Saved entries
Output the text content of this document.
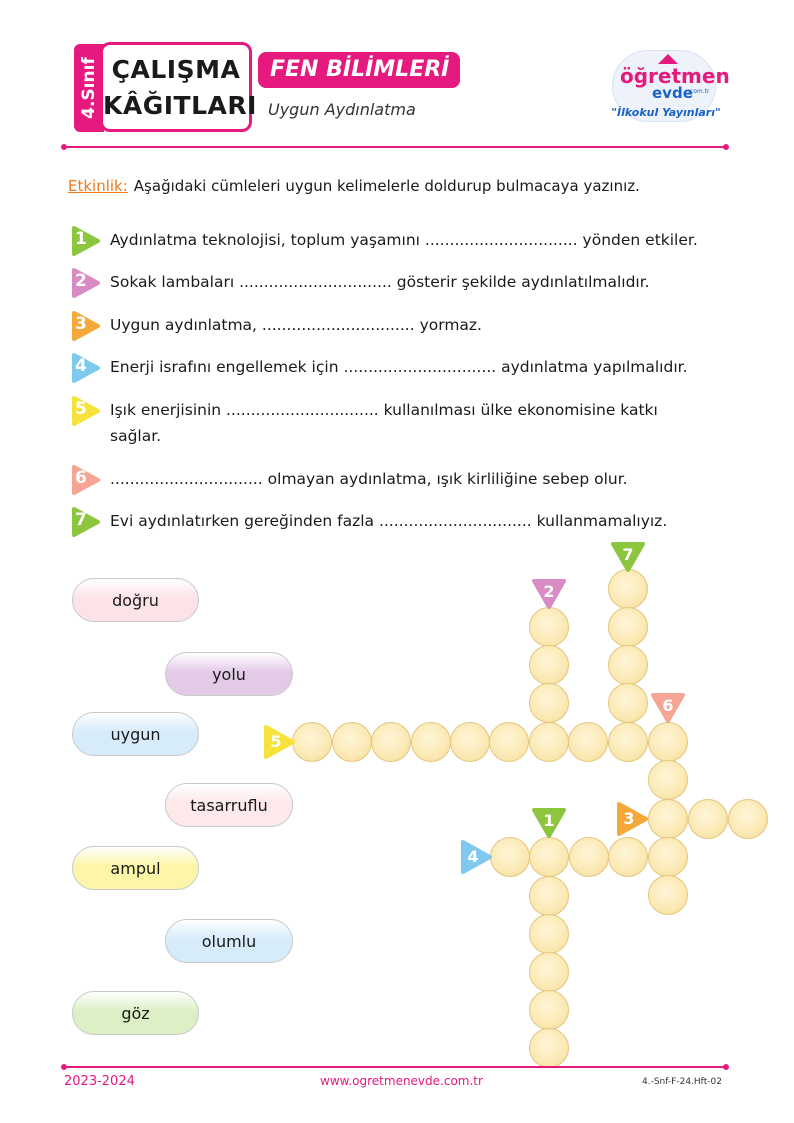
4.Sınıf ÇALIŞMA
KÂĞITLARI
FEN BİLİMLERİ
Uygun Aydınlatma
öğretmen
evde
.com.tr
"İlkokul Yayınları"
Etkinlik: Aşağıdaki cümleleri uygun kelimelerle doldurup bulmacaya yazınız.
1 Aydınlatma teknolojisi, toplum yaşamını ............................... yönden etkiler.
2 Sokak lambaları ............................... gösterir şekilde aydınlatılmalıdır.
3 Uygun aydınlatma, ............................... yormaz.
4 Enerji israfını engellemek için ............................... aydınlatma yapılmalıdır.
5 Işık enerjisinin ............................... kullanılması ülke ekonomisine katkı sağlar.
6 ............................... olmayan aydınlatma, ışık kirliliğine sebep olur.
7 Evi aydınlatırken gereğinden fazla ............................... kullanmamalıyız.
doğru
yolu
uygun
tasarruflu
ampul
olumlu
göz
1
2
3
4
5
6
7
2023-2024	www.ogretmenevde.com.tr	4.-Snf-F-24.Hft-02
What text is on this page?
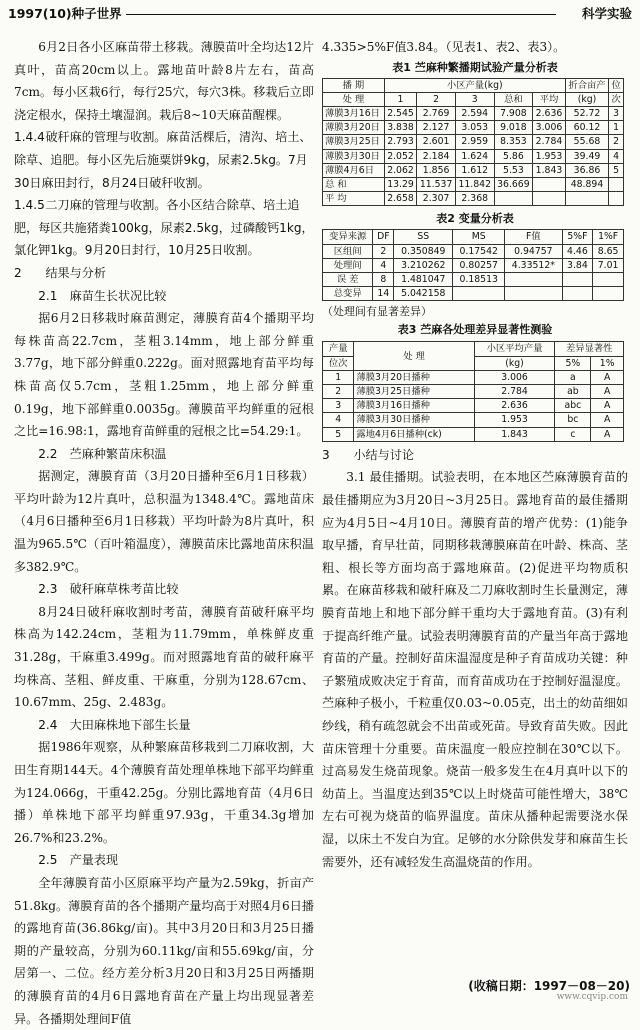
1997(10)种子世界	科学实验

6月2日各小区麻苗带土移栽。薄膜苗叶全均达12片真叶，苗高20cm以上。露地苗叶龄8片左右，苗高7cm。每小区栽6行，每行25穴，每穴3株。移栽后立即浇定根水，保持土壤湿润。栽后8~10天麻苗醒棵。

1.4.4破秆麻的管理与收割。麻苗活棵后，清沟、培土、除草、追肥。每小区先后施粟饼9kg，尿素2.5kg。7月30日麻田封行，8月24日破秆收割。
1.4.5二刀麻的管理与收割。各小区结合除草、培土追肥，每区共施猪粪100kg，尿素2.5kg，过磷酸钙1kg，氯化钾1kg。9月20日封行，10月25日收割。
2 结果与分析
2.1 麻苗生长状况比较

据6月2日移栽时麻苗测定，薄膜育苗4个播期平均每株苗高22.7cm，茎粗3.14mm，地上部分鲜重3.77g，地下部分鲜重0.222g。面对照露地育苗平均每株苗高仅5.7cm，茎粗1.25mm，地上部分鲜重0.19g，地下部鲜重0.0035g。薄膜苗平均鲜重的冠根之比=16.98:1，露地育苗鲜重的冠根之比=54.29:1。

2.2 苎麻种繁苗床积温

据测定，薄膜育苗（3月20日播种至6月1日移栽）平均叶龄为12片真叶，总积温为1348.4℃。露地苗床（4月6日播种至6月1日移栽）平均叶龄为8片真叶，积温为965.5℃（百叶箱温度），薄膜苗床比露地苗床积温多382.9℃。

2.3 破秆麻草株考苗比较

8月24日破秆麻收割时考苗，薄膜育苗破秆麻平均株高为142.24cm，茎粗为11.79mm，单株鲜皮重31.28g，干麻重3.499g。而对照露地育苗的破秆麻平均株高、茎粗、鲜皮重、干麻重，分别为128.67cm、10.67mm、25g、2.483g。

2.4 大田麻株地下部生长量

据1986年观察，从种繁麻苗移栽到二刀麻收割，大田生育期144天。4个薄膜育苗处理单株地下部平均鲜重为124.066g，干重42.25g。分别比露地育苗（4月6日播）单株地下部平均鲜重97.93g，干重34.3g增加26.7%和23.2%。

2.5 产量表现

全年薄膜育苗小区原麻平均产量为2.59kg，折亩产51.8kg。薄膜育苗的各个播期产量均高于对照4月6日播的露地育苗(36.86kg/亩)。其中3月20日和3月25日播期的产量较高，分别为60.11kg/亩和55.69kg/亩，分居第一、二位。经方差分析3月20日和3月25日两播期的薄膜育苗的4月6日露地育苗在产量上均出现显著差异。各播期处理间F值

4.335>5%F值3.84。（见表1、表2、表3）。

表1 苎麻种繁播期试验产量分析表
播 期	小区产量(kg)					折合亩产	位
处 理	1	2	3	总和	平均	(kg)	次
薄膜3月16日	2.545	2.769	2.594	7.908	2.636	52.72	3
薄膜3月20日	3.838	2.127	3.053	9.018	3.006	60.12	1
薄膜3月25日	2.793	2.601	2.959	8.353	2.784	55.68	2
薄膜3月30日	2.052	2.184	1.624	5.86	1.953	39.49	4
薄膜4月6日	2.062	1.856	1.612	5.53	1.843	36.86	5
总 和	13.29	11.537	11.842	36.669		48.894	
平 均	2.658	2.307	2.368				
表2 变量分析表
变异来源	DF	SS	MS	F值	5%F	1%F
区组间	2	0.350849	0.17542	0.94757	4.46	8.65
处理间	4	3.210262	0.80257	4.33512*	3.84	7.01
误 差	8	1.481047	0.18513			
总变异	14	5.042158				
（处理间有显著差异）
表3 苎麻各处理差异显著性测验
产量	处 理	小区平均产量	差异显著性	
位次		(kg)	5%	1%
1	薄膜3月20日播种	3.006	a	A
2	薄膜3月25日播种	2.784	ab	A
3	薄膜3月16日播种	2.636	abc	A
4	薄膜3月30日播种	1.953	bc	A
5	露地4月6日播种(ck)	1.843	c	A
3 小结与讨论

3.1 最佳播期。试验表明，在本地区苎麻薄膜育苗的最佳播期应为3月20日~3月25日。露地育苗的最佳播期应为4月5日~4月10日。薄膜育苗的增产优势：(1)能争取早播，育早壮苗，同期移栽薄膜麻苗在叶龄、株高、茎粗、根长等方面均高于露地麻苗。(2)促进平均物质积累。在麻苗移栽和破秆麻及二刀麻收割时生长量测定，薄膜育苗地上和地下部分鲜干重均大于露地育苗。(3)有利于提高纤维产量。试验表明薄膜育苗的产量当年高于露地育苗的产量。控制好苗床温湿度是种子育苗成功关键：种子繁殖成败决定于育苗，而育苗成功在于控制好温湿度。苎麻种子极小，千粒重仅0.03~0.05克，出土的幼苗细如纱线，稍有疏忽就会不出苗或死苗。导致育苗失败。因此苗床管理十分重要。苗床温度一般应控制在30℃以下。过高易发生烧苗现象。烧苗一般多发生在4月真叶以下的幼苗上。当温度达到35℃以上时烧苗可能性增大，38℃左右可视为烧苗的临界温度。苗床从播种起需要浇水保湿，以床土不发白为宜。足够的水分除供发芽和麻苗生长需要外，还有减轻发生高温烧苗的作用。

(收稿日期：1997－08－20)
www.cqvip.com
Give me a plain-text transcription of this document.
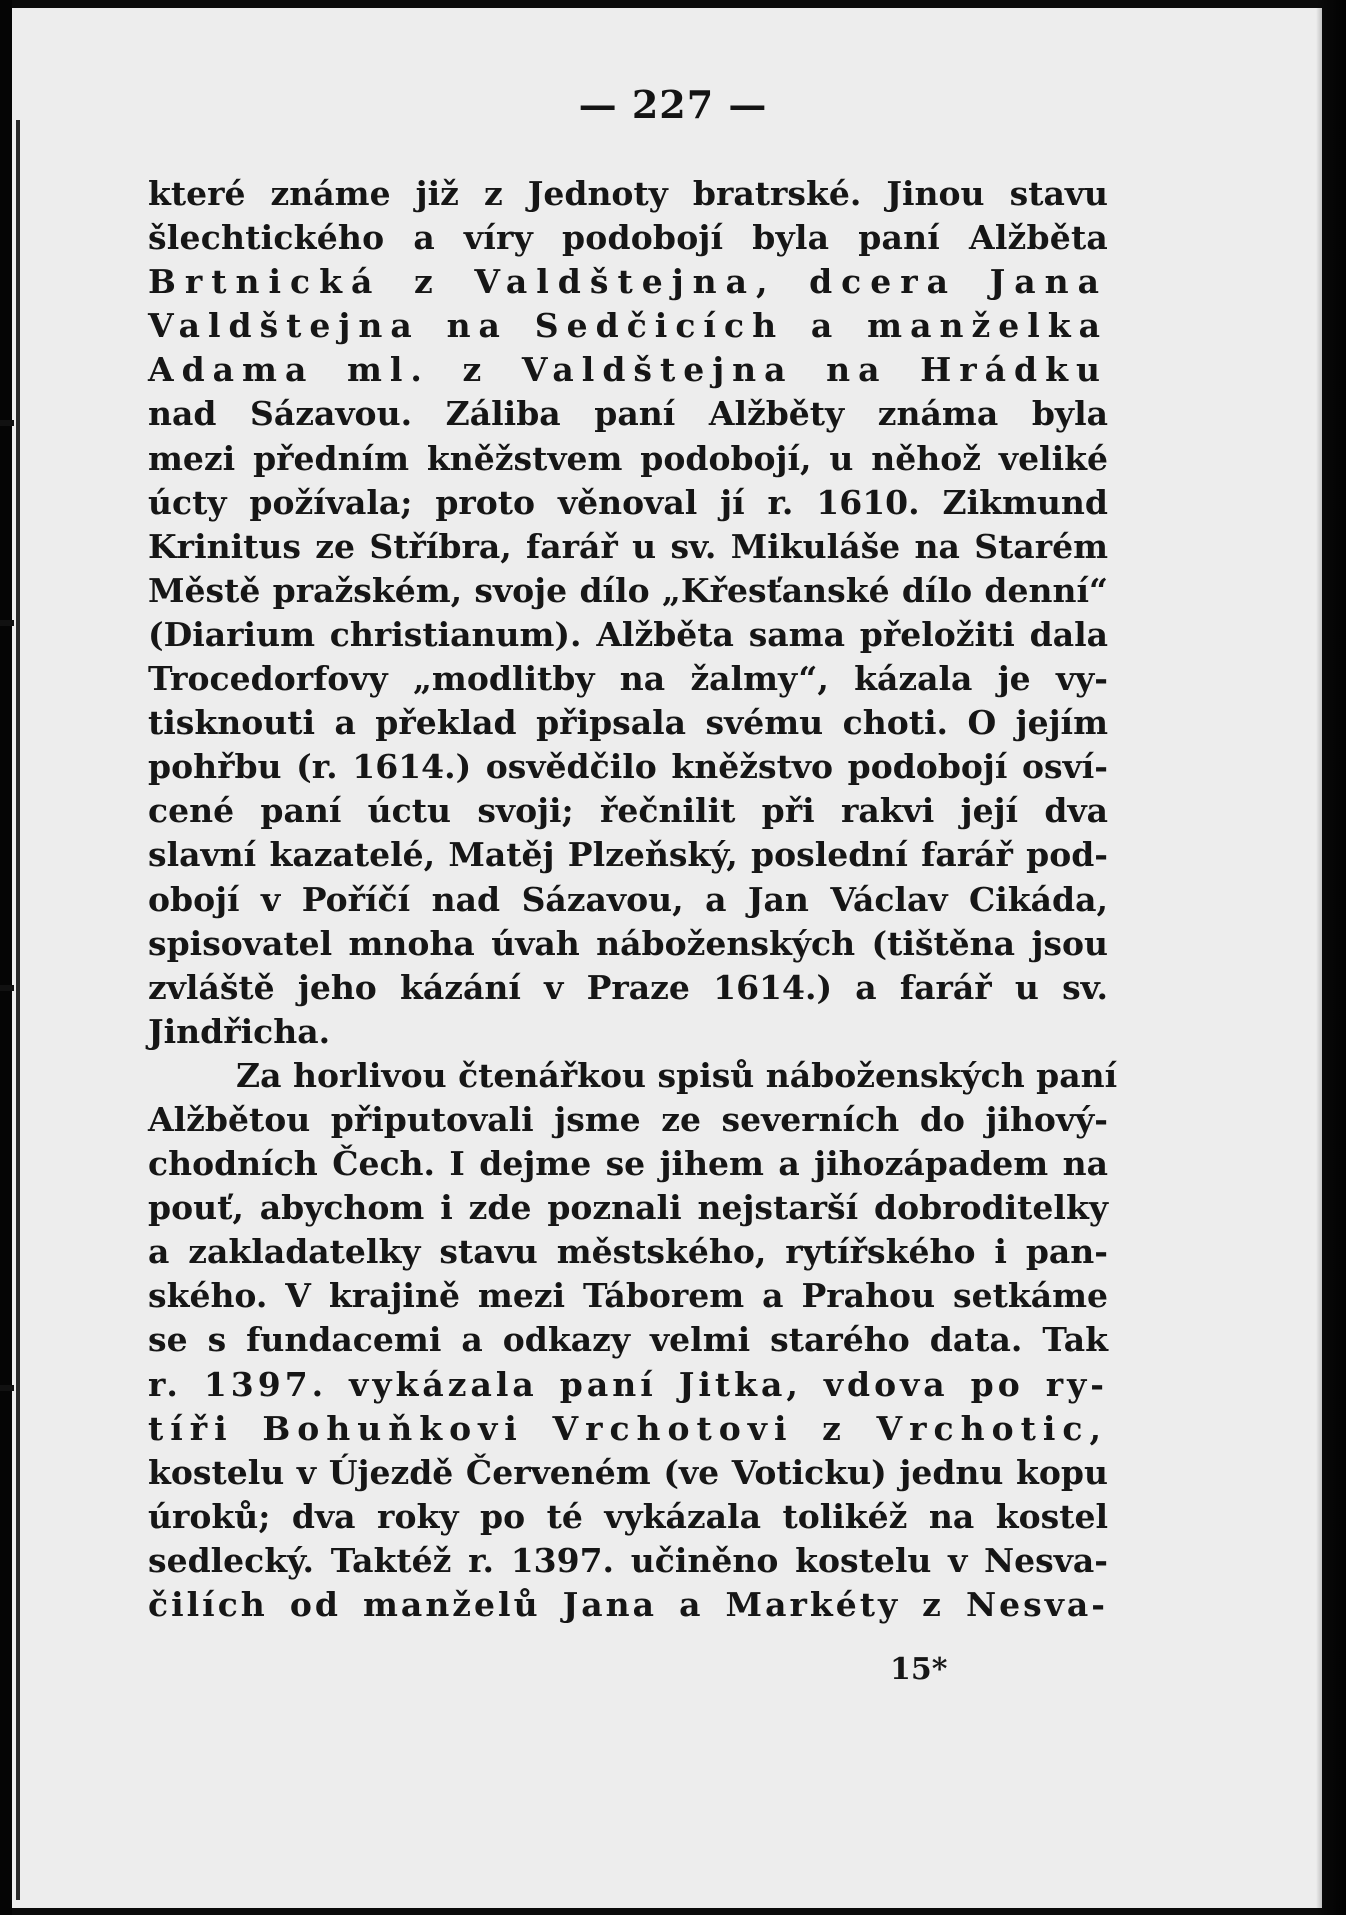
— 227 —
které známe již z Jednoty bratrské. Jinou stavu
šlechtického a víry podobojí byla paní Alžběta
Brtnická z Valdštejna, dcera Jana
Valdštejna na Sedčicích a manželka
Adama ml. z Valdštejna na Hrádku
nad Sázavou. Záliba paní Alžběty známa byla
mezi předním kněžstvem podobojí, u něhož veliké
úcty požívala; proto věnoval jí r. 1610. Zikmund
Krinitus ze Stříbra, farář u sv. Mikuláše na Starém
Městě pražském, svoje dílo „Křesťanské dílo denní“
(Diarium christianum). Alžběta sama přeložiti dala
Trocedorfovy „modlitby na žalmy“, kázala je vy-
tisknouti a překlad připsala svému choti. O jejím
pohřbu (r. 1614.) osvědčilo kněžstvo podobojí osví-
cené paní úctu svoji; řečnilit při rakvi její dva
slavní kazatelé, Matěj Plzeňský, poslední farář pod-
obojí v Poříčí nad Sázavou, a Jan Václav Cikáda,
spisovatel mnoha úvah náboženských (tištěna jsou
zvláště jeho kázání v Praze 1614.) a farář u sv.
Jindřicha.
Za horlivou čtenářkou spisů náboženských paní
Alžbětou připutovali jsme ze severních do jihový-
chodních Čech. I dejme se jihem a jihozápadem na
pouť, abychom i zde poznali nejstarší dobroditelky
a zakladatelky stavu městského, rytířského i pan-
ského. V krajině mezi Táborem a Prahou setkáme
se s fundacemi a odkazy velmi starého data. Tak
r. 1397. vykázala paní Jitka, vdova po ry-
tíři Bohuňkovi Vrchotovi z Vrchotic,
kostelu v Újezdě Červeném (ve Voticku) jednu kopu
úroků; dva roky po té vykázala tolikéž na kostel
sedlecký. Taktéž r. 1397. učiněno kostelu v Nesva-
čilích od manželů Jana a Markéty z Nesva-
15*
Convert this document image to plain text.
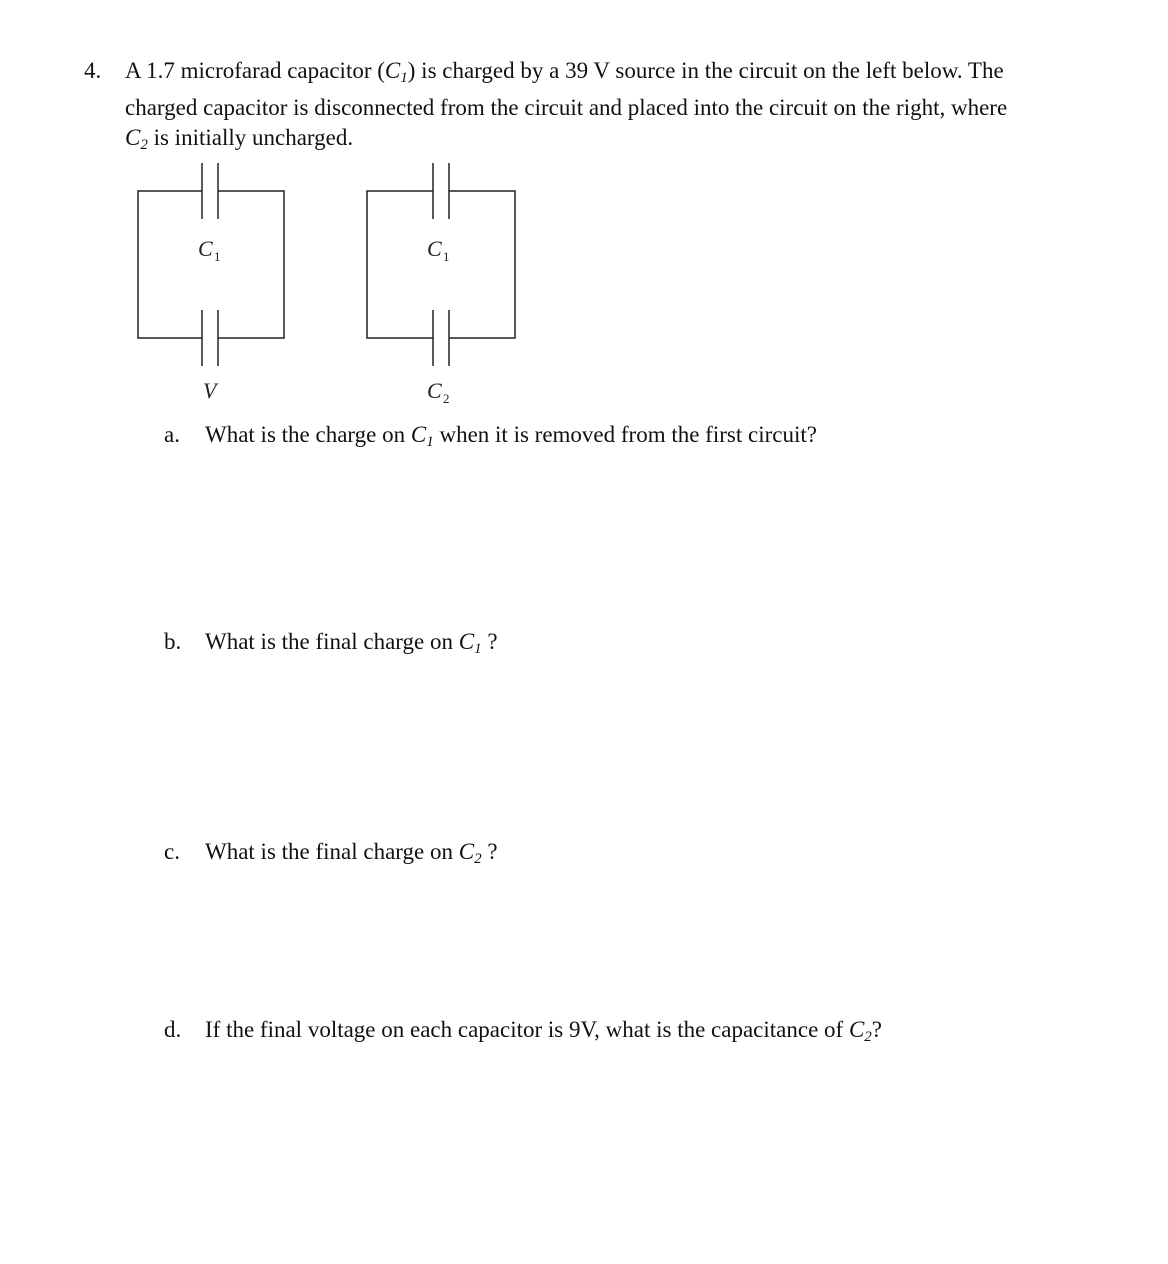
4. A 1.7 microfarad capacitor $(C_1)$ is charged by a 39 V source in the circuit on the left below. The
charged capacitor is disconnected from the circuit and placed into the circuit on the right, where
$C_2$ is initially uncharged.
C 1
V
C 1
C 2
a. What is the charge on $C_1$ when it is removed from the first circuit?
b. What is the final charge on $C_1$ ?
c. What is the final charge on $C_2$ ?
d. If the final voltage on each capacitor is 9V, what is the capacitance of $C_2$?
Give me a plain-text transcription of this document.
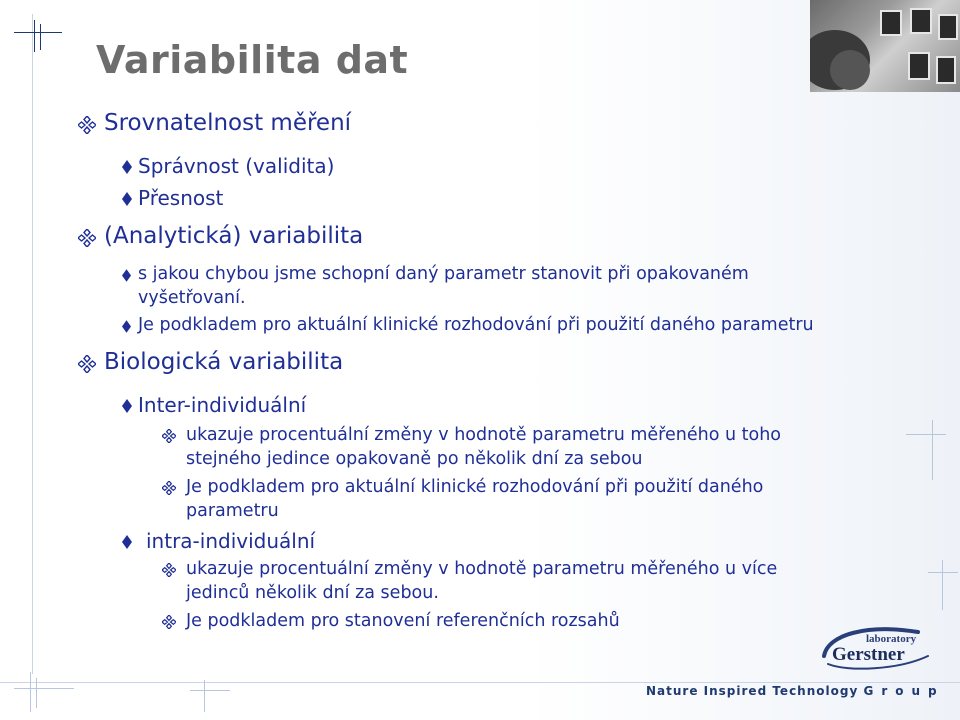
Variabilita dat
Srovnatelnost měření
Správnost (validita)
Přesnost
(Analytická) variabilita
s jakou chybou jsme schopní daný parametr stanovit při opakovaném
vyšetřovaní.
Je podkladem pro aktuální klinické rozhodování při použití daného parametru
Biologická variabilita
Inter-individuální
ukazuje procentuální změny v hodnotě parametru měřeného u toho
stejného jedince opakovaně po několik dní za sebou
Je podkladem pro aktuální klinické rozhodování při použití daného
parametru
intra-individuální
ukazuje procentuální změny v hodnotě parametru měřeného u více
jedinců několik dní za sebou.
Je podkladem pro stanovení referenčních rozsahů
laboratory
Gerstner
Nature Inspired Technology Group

What you should do — Looking at the records above, work out how many lines include the string "jsme". Give the number and nothing else.

Solution for this task — 2